Especialista na área de propriedade intelectual fala sobre os direitos do inventor e estratégias no uso de patentes

 

 

 

Patentes, como obtê-las e estratégias para o uso delas estão entre os tópicos abordados na entrevista com o advogado Paulo Daniel Cicolin neste Fato & Versão. O especialista explica sobre os termos e deixa orientações a empresas e inventores.

Cicolin é sócio do escritório Kube Cicolin Advogados, com mais de 10 anos de experiência nas áreas de propriedade intelectual, societário, contratos e imobiliário. Especialista em Relações Internacionais pela FESPSP e Direito Digital pelo IBMEC. Membro da Comissão de Estudos de Startups da OAB de Campinas/SP e da Comissão Estadual de Propriedade Intelectual da OAB/SP. Atualmente, cursa Mestrado Profissional em Propriedade Intelectual e Inovação pela Academia do INPI – Instituto Nacional de Propriedade Industrial.

 

O que é patente?

==*==

_TAREFA ESCRITA A_: As afirmações abaixo concordam com o trecho sobre patentes? (i) Cicolin tem mais de 10 anos de experiência em propriedade intelectual. (ii) Cicolin é especialista em Direito Digital pela FESPSP. (iii) Cicolin já concluiu o Mestrado Profissional em Propriedade Intelectual e Inovação. Responda sim ou não a cada uma e cite literalmente as palavras do trecho que decidem a resposta.
O trecho e as entradas não têm nenhuma relação entre si.

==*==

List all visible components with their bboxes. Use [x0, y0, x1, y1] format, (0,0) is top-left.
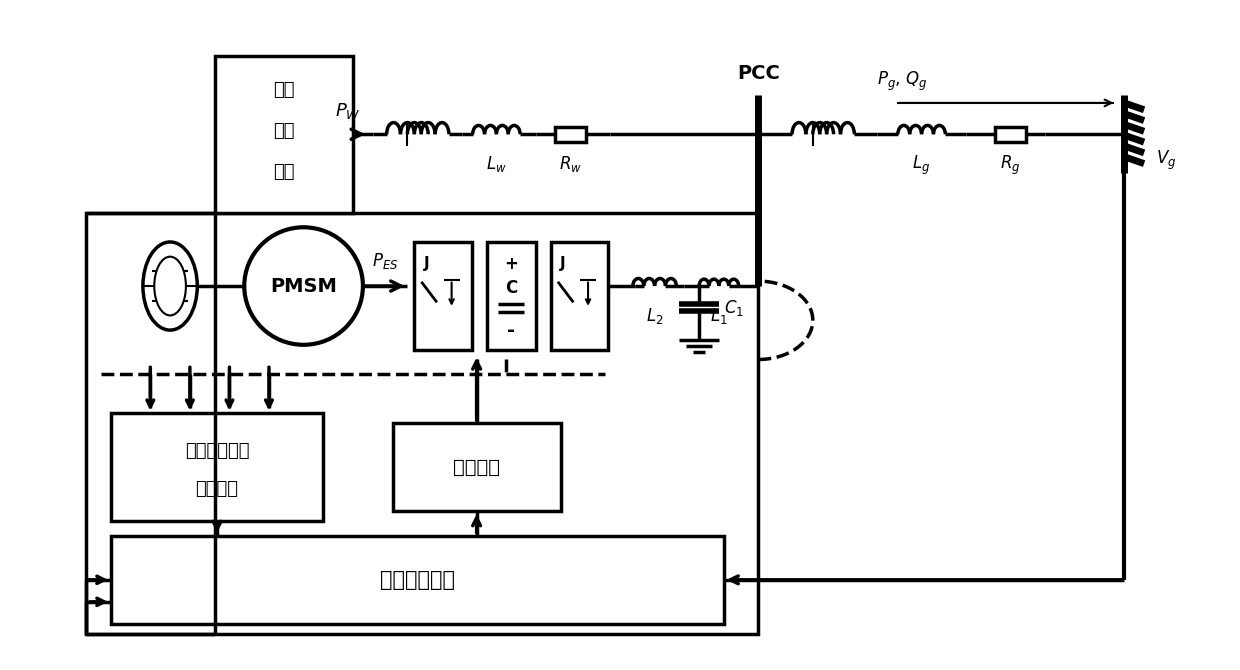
Bar — [110, 413, 324, 521]
Bar — [994, 127, 1027, 141]
Text: 储能系统状态: 储能系统状态 — [185, 442, 249, 460]
Bar — [86, 212, 759, 634]
Text: 监测模块: 监测模块 — [196, 480, 238, 498]
Text: C: C — [505, 279, 517, 297]
Bar — [408, 227, 605, 360]
Bar — [486, 242, 536, 350]
Ellipse shape — [143, 242, 197, 330]
Text: $L_w$: $L_w$ — [486, 154, 507, 174]
Text: $L_1$: $L_1$ — [711, 306, 728, 326]
Ellipse shape — [704, 281, 812, 360]
Text: -: - — [507, 321, 516, 340]
Bar — [551, 242, 608, 350]
Text: $R_g$: $R_g$ — [1001, 154, 1021, 177]
Text: $R_w$: $R_w$ — [559, 154, 582, 174]
Bar — [100, 218, 734, 374]
Text: PCC: PCC — [737, 64, 780, 83]
Text: $L_g$: $L_g$ — [913, 154, 931, 177]
Text: $P_g$, $Q_g$: $P_g$, $Q_g$ — [877, 70, 928, 93]
Text: $P_W$: $P_W$ — [335, 100, 361, 121]
Text: 能量管理系统: 能量管理系统 — [379, 570, 455, 590]
Bar — [393, 423, 560, 511]
Bar — [414, 242, 471, 350]
Text: $L_2$: $L_2$ — [646, 306, 663, 326]
Text: 控制模块: 控制模块 — [453, 458, 500, 476]
Text: PMSM: PMSM — [270, 277, 337, 295]
Text: 风力: 风力 — [273, 81, 295, 99]
Ellipse shape — [154, 257, 186, 316]
Text: 发电: 发电 — [273, 122, 295, 140]
Text: $V_g$: $V_g$ — [1156, 149, 1177, 172]
Bar — [215, 56, 353, 212]
Text: $C_1$: $C_1$ — [724, 297, 744, 318]
Text: J: J — [423, 256, 429, 271]
Bar — [110, 536, 724, 624]
Bar — [554, 127, 587, 141]
Text: +: + — [505, 255, 518, 273]
Text: 机组: 机组 — [273, 163, 295, 181]
Text: J: J — [559, 256, 565, 271]
Text: $P_{ES}$: $P_{ES}$ — [372, 251, 398, 271]
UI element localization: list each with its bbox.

==*==

_TAREFA ESCRITA B_: Reescreva todas as entradas acima trocando “Bar” por “Barra” e mantendo todo o resto igual. Deixe as imagens fora da resposta.

_RESPOSTA COMPLETA A_:
(i) Sim: “com mais de 10 anos de experiência nas áreas de propriedade intelectual, societário, contratos e imobiliário”.
(ii) Não: “Especialista em Relações Internacionais pela FESPSP e Direito Digital pelo IBMEC”.
(iii) Não: “Atualmente, cursa Mestrado Profissional em Propriedade Intelectual e Inovação pela Academia do INPI”.

_RESPOSTA COMPLETA B_:
List all visible components with their bboxes. Use [x0, y0, x1, y1] format, (0,0) is top-left.
Barra — [110, 413, 324, 521]
Barra — [994, 127, 1027, 141]
Text: 储能系统状态: 储能系统状态 — [185, 442, 249, 460]
Barra — [86, 212, 759, 634]
Text: 监测模块: 监测模块 — [196, 480, 238, 498]
Text: C: C — [505, 279, 517, 297]
Barra — [408, 227, 605, 360]
Barra — [486, 242, 536, 350]
Ellipse shape — [143, 242, 197, 330]
Text: $L_w$: $L_w$ — [486, 154, 507, 174]
Text: $L_1$: $L_1$ — [711, 306, 728, 326]
Ellipse shape — [704, 281, 812, 360]
Text: -: - — [507, 321, 516, 340]
Barra — [551, 242, 608, 350]
Text: $R_g$: $R_g$ — [1001, 154, 1021, 177]
Text: $R_w$: $R_w$ — [559, 154, 582, 174]
Barra — [100, 218, 734, 374]
Text: PCC: PCC — [737, 64, 780, 83]
Text: $L_g$: $L_g$ — [913, 154, 931, 177]
Text: $P_g$, $Q_g$: $P_g$, $Q_g$ — [877, 70, 928, 93]
Text: $P_W$: $P_W$ — [335, 100, 361, 121]
Text: 能量管理系统: 能量管理系统 — [379, 570, 455, 590]
Barra — [393, 423, 560, 511]
Barra — [414, 242, 471, 350]
Text: $L_2$: $L_2$ — [646, 306, 663, 326]
Text: 控制模块: 控制模块 — [453, 458, 500, 476]
Text: PMSM: PMSM — [270, 277, 337, 295]
Text: 风力: 风力 — [273, 81, 295, 99]
Ellipse shape — [154, 257, 186, 316]
Text: 发电: 发电 — [273, 122, 295, 140]
Text: $V_g$: $V_g$ — [1156, 149, 1177, 172]
Barra — [215, 56, 353, 212]
Text: $C_1$: $C_1$ — [724, 297, 744, 318]
Text: J: J — [423, 256, 429, 271]
Barra — [110, 536, 724, 624]
Barra — [554, 127, 587, 141]
Text: +: + — [505, 255, 518, 273]
Text: 机组: 机组 — [273, 163, 295, 181]
Text: J: J — [559, 256, 565, 271]
Text: $P_{ES}$: $P_{ES}$ — [372, 251, 398, 271]
UI element localization: list each with its bbox.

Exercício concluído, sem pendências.